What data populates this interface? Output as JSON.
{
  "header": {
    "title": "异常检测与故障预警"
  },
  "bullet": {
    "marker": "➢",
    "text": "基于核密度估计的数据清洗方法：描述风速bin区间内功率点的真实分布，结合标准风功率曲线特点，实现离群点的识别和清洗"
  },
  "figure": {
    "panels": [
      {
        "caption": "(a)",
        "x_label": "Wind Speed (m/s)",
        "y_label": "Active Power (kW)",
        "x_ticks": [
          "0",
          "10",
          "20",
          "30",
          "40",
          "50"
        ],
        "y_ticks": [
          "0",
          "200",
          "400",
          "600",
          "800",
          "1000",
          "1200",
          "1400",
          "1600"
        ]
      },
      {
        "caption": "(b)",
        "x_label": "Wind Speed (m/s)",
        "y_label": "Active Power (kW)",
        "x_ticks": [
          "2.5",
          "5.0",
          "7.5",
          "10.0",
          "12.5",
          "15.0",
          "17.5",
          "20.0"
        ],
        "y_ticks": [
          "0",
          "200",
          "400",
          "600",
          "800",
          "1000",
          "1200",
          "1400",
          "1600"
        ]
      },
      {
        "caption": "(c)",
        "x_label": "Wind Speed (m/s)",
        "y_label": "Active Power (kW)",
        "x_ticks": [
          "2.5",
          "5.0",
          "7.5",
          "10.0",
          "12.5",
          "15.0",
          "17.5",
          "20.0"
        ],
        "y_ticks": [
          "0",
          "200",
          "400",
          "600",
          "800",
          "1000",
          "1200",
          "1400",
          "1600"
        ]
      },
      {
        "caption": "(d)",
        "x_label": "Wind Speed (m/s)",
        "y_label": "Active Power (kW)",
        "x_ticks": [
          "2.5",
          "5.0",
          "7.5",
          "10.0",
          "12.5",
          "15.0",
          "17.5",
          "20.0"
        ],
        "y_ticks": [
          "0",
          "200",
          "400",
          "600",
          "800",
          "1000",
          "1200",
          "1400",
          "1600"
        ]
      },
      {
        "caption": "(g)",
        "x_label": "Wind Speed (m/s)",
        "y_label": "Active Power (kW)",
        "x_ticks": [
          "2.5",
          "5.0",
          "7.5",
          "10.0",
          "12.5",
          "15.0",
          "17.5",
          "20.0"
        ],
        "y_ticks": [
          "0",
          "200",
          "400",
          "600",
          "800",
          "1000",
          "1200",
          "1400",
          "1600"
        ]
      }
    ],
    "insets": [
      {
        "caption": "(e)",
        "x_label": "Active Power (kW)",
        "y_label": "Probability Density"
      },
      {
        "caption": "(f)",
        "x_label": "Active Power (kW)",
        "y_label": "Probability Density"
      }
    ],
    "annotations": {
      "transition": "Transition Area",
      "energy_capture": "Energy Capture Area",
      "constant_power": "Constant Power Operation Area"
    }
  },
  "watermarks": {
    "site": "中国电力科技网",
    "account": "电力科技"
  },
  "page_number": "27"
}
========================================
▸ Given problem
Each record above should be restated word for word.

▸ Answer to this exercise
What data populates this interface? Output as JSON.
{
  "header": {
    "title": "异常检测与故障预警"
  },
  "bullet": {
    "marker": "➢",
    "text": "基于核密度估计的数据清洗方法：描述风速bin区间内功率点的真实分布，结合标准风功率曲线特点，实现离群点的识别和清洗"
  },
  "figure": {
    "panels": [
      {
        "caption": "(a)",
        "x_label": "Wind Speed (m/s)",
        "y_label": "Active Power (kW)",
        "x_ticks": [
          "0",
          "10",
          "20",
          "30",
          "40",
          "50"
        ],
        "y_ticks": [
          "0",
          "200",
          "400",
          "600",
          "800",
          "1000",
          "1200",
          "1400",
          "1600"
        ]
      },
      {
        "caption": "(b)",
        "x_label": "Wind Speed (m/s)",
        "y_label": "Active Power (kW)",
        "x_ticks": [
          "2.5",
          "5.0",
          "7.5",
          "10.0",
          "12.5",
          "15.0",
          "17.5",
          "20.0"
        ],
        "y_ticks": [
          "0",
          "200",
          "400",
          "600",
          "800",
          "1000",
          "1200",
          "1400",
          "1600"
        ]
      },
      {
        "caption": "(c)",
        "x_label": "Wind Speed (m/s)",
        "y_label": "Active Power (kW)",
        "x_ticks": [
          "2.5",
          "5.0",
          "7.5",
          "10.0",
          "12.5",
          "15.0",
          "17.5",
          "20.0"
        ],
        "y_ticks": [
          "0",
          "200",
          "400",
          "600",
          "800",
          "1000",
          "1200",
          "1400",
          "1600"
        ]
      },
      {
        "caption": "(d)",
        "x_label": "Wind Speed (m/s)",
        "y_label": "Active Power (kW)",
        "x_ticks": [
          "2.5",
          "5.0",
          "7.5",
          "10.0",
          "12.5",
          "15.0",
          "17.5",
          "20.0"
        ],
        "y_ticks": [
          "0",
          "200",
          "400",
          "600",
          "800",
          "1000",
          "1200",
          "1400",
          "1600"
        ]
      },
      {
        "caption": "(g)",
        "x_label": "Wind Speed (m/s)",
        "y_label": "Active Power (kW)",
        "x_ticks": [
          "2.5",
          "5.0",
          "7.5",
          "10.0",
          "12.5",
          "15.0",
          "17.5",
          "20.0"
        ],
        "y_ticks": [
          "0",
          "200",
          "400",
          "600",
          "800",
          "1000",
          "1200",
          "1400",
          "1600"
        ]
      }
    ],
    "insets": [
      {
        "caption": "(e)",
        "x_label": "Active Power (kW)",
        "y_label": "Probability Density"
      },
      {
        "caption": "(f)",
        "x_label": "Active Power (kW)",
        "y_label": "Probability Density"
      }
    ],
    "annotations": {
      "transition": "Transition Area",
      "energy_capture": "Energy Capture Area",
      "constant_power": "Constant Power Operation Area"
    }
  },
  "watermarks": {
    "site": "中国电力科技网",
    "account": "电力科技"
  },
  "page_number": "27"
}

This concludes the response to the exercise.